:: Goal of the exercise ::
Once the pictures are set aside, transcribe the remaining data exactly.

:: Saved data entries ::
----
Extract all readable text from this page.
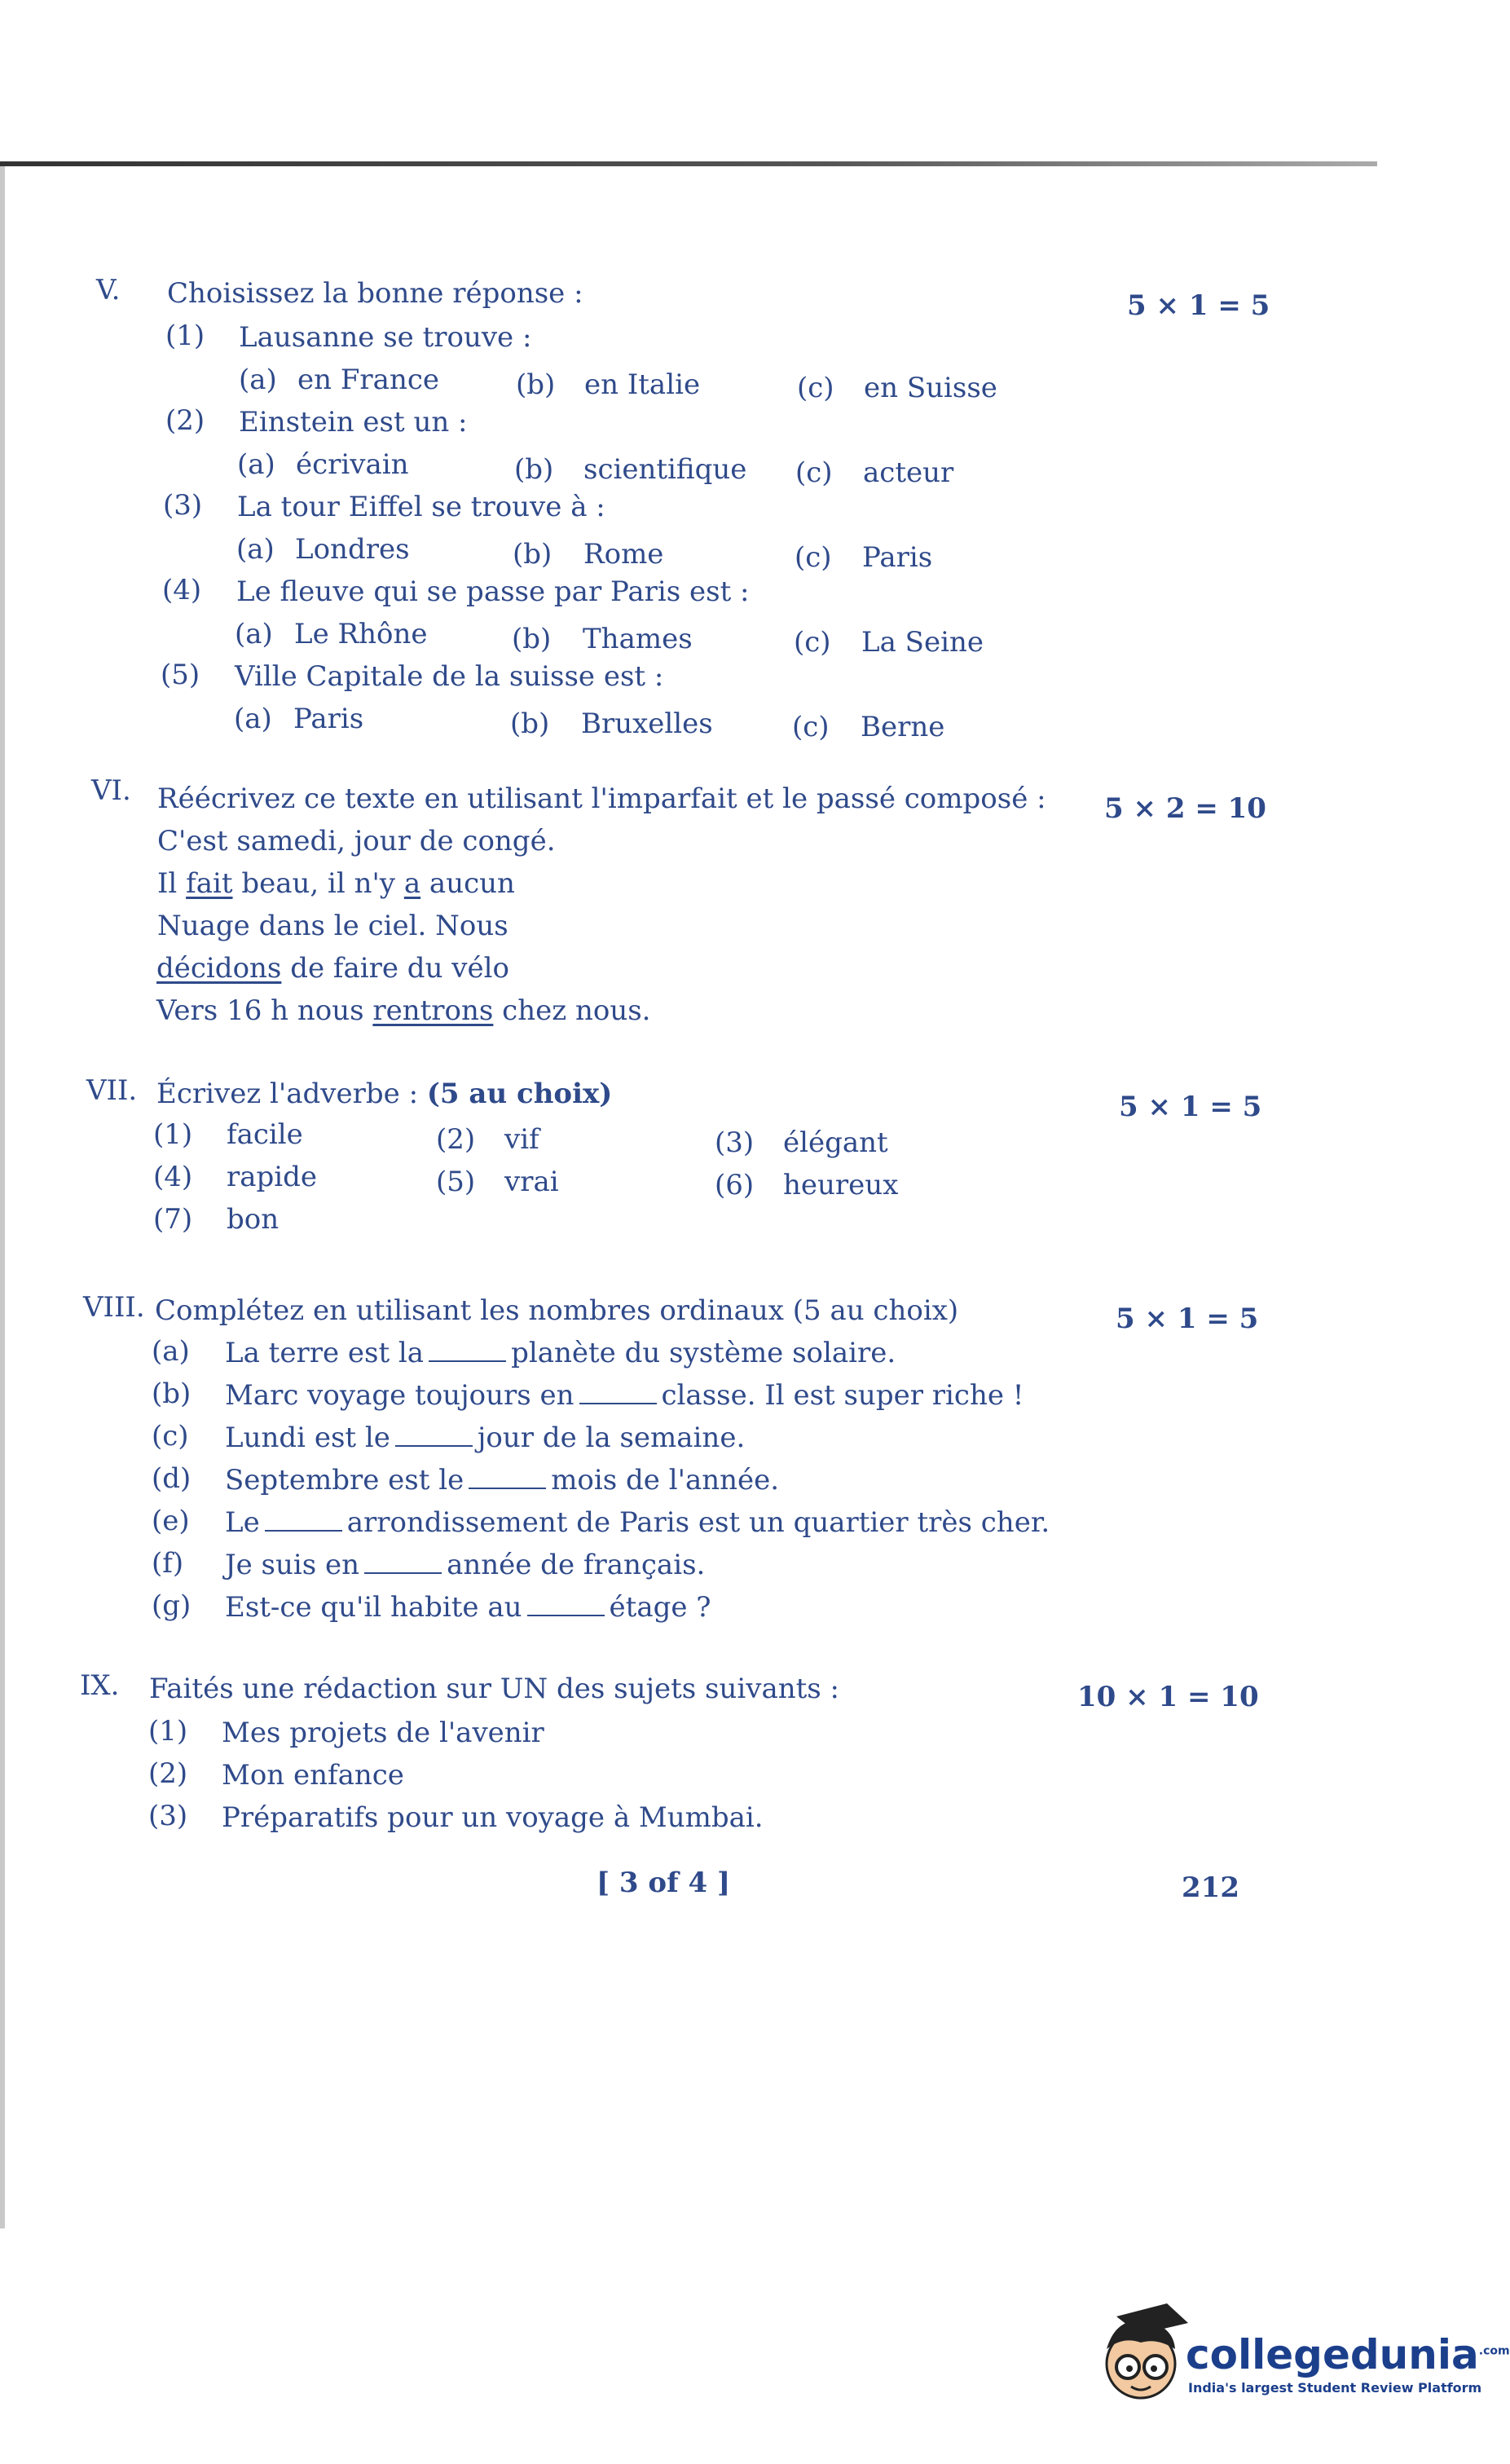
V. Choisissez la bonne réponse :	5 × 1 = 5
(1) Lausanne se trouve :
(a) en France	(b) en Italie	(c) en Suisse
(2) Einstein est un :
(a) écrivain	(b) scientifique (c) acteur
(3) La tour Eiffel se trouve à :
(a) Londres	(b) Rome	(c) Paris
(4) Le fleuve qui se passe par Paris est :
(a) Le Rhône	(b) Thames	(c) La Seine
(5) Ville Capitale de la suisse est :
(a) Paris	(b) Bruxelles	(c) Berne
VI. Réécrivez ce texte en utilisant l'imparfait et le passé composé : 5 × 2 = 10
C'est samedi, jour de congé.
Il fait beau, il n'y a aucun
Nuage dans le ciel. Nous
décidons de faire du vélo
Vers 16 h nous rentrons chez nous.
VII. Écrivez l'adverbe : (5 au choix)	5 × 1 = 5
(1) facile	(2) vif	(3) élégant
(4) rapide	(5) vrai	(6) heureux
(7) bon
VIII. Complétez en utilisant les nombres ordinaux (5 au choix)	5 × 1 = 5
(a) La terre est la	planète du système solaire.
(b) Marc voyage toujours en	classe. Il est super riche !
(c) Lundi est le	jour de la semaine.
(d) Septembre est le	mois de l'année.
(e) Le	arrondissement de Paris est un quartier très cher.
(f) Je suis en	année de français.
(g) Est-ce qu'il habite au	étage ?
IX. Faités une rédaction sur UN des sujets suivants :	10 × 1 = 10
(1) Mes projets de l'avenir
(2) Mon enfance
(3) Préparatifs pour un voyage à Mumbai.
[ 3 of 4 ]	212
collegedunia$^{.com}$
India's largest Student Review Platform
----
:: Written solution ::
Extract all readable text from this page.
V. Choisissez la bonne réponse :	5 × 1 = 5
(1) Lausanne se trouve :
(a) en France	(b) en Italie	(c) en Suisse
(2) Einstein est un :
(a) écrivain	(b) scientifique (c) acteur
(3) La tour Eiffel se trouve à :
(a) Londres	(b) Rome	(c) Paris
(4) Le fleuve qui se passe par Paris est :
(a) Le Rhône	(b) Thames	(c) La Seine
(5) Ville Capitale de la suisse est :
(a) Paris	(b) Bruxelles	(c) Berne
VI. Réécrivez ce texte en utilisant l'imparfait et le passé composé : 5 × 2 = 10
C'est samedi, jour de congé.
Il fait beau, il n'y a aucun
Nuage dans le ciel. Nous
décidons de faire du vélo
Vers 16 h nous rentrons chez nous.
VII. Écrivez l'adverbe : (5 au choix)	5 × 1 = 5
(1) facile	(2) vif	(3) élégant
(4) rapide	(5) vrai	(6) heureux
(7) bon
VIII. Complétez en utilisant les nombres ordinaux (5 au choix)	5 × 1 = 5
(a) La terre est la	planète du système solaire.
(b) Marc voyage toujours en	classe. Il est super riche !
(c) Lundi est le	jour de la semaine.
(d) Septembre est le	mois de l'année.
(e) Le	arrondissement de Paris est un quartier très cher.
(f) Je suis en	année de français.
(g) Est-ce qu'il habite au	étage ?
IX. Faités une rédaction sur UN des sujets suivants :	10 × 1 = 10
(1) Mes projets de l'avenir
(2) Mon enfance
(3) Préparatifs pour un voyage à Mumbai.
[ 3 of 4 ]	212
collegedunia$^{.com}$
India's largest Student Review Platform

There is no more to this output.